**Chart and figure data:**
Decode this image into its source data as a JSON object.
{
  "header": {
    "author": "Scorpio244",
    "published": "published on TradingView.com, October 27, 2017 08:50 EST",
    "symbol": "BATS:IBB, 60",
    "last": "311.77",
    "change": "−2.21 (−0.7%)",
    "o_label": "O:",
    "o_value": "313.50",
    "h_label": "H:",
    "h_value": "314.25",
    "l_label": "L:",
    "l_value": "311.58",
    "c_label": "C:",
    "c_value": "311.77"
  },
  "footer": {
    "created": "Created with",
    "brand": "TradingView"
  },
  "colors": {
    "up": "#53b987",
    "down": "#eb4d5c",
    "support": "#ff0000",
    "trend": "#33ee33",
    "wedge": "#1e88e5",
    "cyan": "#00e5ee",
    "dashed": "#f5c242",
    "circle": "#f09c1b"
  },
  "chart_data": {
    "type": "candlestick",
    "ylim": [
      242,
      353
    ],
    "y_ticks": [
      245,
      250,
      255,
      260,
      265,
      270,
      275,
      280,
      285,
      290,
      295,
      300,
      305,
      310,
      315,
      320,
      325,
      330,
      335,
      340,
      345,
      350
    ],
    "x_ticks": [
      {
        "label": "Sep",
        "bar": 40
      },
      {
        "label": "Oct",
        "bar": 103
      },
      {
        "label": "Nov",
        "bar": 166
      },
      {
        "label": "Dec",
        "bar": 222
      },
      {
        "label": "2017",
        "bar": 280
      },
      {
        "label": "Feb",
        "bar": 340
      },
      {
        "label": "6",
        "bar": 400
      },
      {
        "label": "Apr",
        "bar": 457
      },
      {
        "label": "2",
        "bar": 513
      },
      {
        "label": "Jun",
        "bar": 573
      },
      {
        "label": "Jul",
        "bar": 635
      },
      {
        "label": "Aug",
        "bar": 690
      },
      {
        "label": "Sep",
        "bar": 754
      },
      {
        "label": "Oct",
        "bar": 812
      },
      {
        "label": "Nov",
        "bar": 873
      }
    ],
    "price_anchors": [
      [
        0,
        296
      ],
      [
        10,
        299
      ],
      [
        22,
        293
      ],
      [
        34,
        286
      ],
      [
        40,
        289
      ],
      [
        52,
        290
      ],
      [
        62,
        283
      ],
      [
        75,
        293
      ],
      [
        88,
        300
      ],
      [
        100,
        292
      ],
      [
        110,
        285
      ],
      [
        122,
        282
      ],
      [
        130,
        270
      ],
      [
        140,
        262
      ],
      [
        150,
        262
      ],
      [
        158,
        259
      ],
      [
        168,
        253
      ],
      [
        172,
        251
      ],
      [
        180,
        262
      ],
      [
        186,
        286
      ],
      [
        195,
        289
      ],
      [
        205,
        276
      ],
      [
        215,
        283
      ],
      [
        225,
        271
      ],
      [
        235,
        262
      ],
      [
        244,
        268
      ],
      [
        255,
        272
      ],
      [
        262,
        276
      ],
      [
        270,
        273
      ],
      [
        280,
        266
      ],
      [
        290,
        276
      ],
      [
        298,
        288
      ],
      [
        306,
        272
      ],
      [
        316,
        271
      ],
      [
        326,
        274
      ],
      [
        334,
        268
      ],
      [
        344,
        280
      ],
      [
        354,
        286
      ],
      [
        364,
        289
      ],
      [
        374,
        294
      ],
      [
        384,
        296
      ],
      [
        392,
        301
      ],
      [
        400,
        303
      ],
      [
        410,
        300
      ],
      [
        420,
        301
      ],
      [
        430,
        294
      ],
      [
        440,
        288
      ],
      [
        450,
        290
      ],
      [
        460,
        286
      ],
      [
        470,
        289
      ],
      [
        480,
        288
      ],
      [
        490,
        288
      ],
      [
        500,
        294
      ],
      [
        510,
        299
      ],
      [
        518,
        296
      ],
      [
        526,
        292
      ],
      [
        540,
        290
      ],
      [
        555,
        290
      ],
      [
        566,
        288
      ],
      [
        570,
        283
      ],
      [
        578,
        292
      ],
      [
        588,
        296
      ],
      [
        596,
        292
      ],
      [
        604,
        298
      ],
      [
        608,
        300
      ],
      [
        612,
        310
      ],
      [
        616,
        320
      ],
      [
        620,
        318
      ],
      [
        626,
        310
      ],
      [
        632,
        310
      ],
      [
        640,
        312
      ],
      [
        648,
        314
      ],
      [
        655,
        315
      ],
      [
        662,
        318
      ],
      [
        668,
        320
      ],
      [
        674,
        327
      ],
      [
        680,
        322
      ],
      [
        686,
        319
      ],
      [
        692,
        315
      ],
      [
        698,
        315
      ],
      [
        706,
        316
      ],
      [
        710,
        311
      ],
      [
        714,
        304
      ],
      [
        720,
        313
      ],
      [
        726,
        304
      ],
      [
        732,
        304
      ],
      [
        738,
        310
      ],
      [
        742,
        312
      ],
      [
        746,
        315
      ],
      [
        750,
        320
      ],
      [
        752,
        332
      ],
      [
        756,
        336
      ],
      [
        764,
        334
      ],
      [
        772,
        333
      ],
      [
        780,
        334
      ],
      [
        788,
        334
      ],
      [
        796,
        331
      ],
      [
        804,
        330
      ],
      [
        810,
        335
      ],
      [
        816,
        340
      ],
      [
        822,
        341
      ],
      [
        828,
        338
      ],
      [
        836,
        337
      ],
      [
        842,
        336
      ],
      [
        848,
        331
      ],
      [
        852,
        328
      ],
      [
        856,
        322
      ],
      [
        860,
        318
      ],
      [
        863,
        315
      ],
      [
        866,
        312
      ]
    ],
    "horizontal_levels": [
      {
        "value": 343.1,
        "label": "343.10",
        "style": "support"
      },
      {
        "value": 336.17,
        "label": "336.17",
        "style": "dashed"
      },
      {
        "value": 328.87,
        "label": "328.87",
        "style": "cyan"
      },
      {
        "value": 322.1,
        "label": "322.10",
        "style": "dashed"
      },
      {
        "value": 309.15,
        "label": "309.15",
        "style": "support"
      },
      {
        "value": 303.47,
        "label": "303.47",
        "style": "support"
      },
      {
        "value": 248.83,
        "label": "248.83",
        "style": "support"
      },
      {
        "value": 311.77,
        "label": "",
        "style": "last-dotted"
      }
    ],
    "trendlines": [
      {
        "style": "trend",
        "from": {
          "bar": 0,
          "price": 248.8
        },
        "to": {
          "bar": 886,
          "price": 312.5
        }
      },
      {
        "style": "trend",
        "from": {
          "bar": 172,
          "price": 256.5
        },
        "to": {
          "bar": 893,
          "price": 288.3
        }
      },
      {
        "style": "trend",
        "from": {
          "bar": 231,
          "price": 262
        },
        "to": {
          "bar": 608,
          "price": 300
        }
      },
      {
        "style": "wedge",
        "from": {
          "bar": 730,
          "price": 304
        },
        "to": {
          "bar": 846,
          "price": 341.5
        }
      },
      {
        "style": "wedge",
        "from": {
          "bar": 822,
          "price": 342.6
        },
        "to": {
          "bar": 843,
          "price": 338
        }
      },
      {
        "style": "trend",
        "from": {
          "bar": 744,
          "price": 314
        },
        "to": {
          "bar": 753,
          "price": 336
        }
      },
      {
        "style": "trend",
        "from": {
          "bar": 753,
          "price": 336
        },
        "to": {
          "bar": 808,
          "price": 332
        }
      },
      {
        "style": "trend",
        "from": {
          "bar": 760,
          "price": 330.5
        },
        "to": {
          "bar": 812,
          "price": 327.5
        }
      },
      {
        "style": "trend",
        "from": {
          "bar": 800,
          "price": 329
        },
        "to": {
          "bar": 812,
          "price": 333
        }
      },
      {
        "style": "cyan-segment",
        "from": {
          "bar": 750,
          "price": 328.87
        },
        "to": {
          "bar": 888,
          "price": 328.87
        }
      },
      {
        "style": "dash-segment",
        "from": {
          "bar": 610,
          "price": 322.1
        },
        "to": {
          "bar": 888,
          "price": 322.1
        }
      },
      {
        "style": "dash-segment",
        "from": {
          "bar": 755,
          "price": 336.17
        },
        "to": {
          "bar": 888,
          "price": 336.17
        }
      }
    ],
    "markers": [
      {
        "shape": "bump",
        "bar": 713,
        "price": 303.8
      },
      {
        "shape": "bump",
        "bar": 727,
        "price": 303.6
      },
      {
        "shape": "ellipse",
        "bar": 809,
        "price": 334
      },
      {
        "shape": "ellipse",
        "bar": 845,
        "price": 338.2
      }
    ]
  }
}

**Work required:**
Check the data for the word "TradingView" and pull out the lines that have it.

**Solution for this task:**
    "published": "published on TradingView.com, October 27, 2017 08:50 EST",
    "brand": "TradingView"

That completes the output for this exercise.